What the exercise asks ->
Find the lines that hold the word "title" and return them.

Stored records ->
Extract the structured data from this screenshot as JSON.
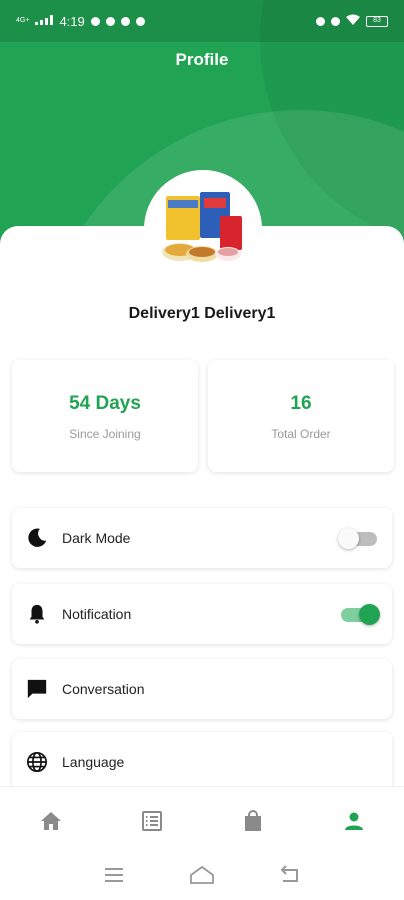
{
  "status_bar": {
    "time": "4:19",
    "left_text": "4G+",
    "battery": "83"
  },
  "header": {
    "title": "Profile"
  },
  "user": {
    "name": "Delivery1 Delivery1",
    "avatar_icon": "product-boxes-image"
  },
  "stats": [
    {
      "value": "54 Days",
      "label": "Since Joining"
    },
    {
      "value": "16",
      "label": "Total Order"
    }
  ],
  "settings": [
    {
      "label": "Dark Mode",
      "icon": "moon-icon",
      "toggle": false
    },
    {
      "label": "Notification",
      "icon": "bell-icon",
      "toggle": true
    },
    {
      "label": "Conversation",
      "icon": "chat-icon"
    },
    {
      "label": "Language",
      "icon": "globe-icon"
    }
  ],
  "bottom_nav": [
    {
      "name": "home",
      "icon": "home-icon",
      "active": false
    },
    {
      "name": "orders",
      "icon": "list-icon",
      "active": false
    },
    {
      "name": "bag",
      "icon": "bag-icon",
      "active": false
    },
    {
      "name": "profile",
      "icon": "person-icon",
      "active": true
    }
  ],
  "colors": {
    "primary": "#20a353",
    "inactive_icon": "#8a8a8a"
  }
}
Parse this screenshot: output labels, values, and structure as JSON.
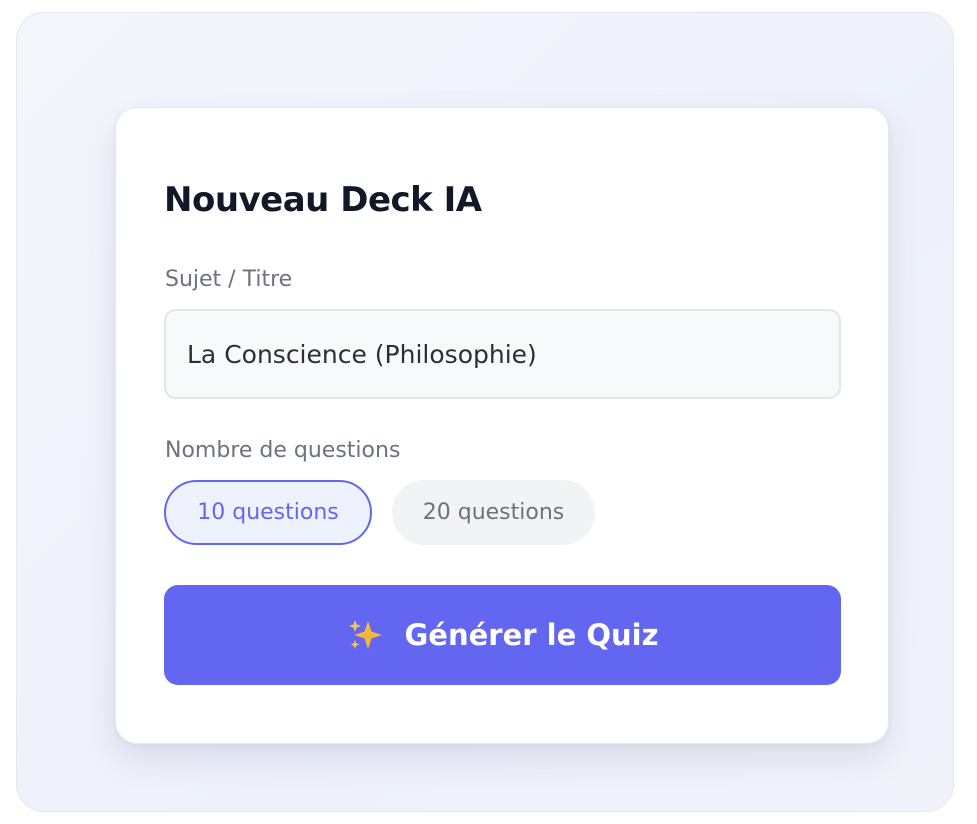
{
  "form": {
    "title": "Nouveau Deck IA",
    "subject_label": "Sujet / Titre",
    "subject_value": "La Conscience (Philosophie)",
    "count_label": "Nombre de questions",
    "options": [
      {
        "label": "10 questions",
        "selected": true
      },
      {
        "label": "20 questions",
        "selected": false
      }
    ],
    "generate_label": "Générer le Quiz",
    "generate_icon": "sparkles-icon"
  },
  "colors": {
    "accent": "#6366f1",
    "selected_chip_bg": "#eef2ff",
    "unselected_chip_bg": "#f2f3f5",
    "title": "#111827",
    "label": "#6b7280",
    "sparkle": "#f5b63c"
  }
}
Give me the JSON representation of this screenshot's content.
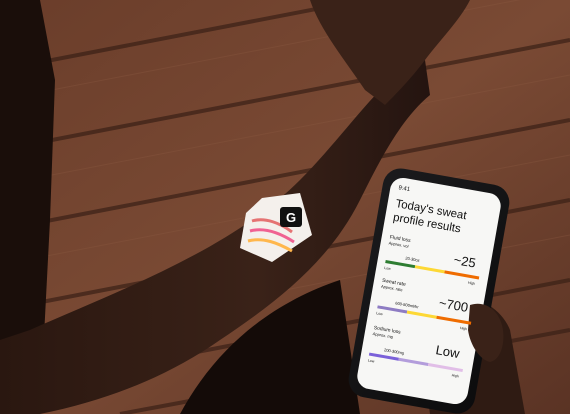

Expected answer ->
    "title": "Profile"
    "title": "Nouveau Deck IA",
    "title": "#111827",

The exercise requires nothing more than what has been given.